What is needed:
Count lines holding the word "amplitude". Only the number is wanted.

[BEGIN Data in this exercise]

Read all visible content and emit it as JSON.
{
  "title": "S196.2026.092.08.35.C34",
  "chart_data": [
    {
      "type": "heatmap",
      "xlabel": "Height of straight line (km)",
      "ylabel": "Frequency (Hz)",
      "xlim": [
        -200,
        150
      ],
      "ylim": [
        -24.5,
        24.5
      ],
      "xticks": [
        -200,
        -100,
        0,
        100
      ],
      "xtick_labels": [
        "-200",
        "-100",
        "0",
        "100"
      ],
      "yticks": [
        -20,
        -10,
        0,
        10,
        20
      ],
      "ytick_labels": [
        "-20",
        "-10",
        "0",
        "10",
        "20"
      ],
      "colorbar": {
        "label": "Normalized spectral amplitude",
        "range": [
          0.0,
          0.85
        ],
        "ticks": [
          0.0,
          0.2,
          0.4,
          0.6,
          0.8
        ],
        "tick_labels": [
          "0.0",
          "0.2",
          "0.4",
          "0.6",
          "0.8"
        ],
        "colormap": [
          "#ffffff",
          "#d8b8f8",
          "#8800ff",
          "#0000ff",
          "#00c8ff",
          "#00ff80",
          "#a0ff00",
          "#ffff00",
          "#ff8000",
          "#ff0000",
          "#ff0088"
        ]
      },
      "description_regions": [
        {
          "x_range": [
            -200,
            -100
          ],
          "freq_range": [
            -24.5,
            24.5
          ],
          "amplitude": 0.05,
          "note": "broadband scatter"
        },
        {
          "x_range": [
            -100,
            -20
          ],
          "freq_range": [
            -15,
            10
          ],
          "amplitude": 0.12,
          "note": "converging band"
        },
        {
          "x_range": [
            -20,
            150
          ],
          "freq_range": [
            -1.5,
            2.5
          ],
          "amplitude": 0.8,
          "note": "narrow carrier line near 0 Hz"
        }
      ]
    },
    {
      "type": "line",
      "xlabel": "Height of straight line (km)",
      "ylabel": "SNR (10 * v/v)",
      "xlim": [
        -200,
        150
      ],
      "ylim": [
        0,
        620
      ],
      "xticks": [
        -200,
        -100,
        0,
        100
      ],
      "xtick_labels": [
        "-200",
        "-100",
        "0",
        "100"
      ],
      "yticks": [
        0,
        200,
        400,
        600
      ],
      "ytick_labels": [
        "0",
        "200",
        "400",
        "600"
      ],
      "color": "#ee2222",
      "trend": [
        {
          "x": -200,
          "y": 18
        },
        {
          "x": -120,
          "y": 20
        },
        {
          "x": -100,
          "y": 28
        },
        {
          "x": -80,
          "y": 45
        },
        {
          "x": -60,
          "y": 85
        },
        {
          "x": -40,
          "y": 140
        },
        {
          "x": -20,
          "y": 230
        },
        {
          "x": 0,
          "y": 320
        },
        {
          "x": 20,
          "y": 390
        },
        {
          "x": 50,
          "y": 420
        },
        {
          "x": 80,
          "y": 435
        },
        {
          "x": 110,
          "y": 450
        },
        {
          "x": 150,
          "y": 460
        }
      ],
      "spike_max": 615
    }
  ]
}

[END Data in this exercise]

Task result:
4